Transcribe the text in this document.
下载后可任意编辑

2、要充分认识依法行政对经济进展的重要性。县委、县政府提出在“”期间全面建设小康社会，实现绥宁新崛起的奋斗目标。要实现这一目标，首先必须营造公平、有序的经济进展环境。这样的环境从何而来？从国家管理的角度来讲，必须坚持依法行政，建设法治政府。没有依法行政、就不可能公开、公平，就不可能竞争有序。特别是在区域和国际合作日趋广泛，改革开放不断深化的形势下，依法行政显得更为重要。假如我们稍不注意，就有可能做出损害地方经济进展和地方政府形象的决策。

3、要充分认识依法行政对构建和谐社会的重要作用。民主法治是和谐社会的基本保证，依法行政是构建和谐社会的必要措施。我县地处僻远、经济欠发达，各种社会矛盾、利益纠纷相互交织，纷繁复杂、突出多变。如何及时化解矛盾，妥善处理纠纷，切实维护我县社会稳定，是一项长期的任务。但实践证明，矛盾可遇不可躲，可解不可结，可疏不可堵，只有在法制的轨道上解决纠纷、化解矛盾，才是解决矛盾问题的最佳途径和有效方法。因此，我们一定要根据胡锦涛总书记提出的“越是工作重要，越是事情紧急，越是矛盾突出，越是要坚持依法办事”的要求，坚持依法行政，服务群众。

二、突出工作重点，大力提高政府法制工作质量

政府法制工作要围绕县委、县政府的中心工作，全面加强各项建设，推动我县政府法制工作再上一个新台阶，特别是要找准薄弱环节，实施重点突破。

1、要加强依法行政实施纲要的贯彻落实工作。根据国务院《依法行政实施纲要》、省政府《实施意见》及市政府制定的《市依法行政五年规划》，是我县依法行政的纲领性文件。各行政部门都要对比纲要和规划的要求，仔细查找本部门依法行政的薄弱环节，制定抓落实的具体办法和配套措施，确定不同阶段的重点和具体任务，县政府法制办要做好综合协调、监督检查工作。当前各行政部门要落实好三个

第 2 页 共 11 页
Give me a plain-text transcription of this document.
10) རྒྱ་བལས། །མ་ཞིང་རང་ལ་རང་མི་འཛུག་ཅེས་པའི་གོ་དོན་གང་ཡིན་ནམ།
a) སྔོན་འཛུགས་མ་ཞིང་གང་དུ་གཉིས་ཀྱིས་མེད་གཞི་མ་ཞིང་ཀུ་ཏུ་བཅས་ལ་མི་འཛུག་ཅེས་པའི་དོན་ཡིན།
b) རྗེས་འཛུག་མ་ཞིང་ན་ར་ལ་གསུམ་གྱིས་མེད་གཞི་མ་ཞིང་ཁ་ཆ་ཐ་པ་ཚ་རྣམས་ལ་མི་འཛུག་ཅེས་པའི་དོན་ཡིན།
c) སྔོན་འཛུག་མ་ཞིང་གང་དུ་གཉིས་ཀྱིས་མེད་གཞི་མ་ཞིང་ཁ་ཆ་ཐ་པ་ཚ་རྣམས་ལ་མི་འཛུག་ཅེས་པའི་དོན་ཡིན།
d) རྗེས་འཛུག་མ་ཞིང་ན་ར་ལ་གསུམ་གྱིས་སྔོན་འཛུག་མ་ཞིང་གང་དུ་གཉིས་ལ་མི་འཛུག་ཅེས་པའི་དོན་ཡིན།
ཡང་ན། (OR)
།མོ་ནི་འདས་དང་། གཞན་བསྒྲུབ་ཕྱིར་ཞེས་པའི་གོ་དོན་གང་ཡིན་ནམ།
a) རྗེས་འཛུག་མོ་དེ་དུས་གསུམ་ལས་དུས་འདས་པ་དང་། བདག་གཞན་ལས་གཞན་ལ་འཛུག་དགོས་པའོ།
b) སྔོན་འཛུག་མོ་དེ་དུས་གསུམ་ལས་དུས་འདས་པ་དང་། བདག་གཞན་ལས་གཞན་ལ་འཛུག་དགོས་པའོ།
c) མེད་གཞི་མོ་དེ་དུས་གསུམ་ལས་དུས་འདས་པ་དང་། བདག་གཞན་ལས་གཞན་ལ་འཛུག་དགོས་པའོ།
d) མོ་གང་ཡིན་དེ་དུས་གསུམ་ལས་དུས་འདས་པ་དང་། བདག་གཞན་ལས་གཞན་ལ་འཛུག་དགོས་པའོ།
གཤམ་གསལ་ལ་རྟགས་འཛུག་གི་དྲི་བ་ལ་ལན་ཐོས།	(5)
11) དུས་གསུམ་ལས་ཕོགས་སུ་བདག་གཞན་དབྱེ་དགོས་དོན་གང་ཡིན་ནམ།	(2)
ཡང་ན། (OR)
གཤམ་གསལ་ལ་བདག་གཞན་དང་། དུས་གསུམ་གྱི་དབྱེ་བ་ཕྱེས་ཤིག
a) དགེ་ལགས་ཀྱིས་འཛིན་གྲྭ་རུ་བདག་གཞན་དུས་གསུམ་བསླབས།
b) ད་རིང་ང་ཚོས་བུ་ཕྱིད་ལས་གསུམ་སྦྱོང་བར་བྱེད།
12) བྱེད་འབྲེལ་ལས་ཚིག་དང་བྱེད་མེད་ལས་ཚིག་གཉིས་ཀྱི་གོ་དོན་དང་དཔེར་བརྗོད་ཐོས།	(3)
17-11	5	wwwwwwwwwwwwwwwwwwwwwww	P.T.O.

- _Exercise goal_: Give the count of lines in the data above that hold the string "this", with no additional words.

- _Complete output_: 2